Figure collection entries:
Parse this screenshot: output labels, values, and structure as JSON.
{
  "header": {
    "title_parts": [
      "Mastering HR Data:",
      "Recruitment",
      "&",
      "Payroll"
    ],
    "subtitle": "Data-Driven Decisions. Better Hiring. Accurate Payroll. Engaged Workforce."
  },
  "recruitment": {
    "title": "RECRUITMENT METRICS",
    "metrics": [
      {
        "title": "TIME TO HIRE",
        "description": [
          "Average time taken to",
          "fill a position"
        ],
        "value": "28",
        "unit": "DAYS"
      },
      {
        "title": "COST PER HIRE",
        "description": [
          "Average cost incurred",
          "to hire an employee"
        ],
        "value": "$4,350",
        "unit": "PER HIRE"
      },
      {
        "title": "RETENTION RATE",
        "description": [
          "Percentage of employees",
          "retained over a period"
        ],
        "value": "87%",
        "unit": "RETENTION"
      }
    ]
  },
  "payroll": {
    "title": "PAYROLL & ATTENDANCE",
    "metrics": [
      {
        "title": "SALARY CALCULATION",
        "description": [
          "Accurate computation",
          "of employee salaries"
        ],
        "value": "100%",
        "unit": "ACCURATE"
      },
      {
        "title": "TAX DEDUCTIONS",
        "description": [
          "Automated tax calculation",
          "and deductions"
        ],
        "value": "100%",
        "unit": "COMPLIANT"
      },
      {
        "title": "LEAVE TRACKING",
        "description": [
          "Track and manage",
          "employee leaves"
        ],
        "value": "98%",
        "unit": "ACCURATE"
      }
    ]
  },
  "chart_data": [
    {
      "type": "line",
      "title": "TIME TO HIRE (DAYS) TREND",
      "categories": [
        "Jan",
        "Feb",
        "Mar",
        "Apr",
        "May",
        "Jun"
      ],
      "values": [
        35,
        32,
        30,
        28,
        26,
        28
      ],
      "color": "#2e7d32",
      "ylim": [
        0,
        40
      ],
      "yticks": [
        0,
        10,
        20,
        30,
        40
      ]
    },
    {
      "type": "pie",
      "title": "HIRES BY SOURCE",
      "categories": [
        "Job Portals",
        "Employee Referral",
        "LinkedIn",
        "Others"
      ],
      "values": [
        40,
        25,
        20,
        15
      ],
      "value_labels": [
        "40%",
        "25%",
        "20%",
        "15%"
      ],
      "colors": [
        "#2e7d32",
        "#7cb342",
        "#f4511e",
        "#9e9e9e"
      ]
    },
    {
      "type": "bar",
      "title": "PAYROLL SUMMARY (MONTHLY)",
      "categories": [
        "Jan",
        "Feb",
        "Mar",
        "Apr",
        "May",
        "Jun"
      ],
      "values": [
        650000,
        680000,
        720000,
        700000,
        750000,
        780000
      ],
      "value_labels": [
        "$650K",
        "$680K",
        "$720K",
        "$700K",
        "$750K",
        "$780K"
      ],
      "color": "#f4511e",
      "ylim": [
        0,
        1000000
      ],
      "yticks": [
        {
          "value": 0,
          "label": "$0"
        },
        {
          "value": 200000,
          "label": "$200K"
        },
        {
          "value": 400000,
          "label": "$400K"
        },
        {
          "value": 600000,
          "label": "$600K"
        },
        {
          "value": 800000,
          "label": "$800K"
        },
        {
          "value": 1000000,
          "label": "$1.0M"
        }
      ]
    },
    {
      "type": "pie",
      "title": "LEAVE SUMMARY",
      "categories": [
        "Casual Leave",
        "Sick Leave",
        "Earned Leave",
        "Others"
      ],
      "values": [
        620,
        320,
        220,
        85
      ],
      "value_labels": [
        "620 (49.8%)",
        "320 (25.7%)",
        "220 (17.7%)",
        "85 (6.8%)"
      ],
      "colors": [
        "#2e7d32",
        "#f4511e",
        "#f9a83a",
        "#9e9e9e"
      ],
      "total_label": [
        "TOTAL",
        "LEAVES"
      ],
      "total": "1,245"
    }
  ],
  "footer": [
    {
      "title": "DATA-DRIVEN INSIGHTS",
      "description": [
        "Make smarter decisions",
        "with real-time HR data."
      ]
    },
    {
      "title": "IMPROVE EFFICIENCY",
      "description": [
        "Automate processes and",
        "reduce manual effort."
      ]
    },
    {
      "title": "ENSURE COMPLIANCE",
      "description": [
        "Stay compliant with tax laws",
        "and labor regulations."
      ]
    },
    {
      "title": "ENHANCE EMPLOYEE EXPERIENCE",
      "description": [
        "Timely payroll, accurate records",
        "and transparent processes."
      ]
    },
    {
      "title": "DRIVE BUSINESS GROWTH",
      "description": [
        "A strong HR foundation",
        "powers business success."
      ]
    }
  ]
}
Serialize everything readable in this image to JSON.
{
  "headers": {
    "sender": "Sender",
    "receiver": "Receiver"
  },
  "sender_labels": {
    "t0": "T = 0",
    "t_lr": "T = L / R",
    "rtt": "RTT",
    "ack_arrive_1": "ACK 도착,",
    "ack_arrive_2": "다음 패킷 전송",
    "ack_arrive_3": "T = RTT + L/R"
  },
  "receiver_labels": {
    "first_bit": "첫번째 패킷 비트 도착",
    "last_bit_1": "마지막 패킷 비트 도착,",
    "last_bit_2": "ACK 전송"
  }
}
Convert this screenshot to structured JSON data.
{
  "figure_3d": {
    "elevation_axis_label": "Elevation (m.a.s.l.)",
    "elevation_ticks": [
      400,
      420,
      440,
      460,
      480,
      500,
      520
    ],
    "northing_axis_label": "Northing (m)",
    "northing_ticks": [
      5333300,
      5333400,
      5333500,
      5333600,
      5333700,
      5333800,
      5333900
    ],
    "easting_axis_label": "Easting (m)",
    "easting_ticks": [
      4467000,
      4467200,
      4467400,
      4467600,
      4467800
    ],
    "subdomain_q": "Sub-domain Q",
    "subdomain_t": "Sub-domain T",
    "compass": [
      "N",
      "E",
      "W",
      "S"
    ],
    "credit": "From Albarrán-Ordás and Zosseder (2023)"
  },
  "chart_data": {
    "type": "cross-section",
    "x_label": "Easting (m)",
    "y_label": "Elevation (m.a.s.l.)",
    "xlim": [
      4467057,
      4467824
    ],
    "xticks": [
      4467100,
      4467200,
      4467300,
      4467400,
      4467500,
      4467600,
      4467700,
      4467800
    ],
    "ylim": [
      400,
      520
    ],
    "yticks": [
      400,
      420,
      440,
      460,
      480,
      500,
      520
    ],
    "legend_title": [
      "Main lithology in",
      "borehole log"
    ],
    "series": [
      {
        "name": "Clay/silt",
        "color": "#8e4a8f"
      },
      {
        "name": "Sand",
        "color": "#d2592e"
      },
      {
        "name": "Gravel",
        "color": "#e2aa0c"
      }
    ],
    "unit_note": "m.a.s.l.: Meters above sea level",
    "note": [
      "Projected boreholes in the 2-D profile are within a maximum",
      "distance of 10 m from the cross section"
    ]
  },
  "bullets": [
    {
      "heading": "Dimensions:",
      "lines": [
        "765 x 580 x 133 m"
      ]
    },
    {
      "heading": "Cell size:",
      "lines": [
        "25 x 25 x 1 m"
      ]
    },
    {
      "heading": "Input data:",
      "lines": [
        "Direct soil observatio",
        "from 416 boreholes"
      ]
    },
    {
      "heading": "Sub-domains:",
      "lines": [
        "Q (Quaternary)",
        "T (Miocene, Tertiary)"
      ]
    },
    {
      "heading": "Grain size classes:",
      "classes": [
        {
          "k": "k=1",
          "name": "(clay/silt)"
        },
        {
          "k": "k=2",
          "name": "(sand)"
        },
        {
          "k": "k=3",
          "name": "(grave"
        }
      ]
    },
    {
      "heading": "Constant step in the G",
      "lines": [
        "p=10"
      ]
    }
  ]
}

Your task: Locate all lines in the listing above with the word "cross". Copy them.

Solution to this task:
    "type": "cross-section",
      "distance of 10 m from the cross section"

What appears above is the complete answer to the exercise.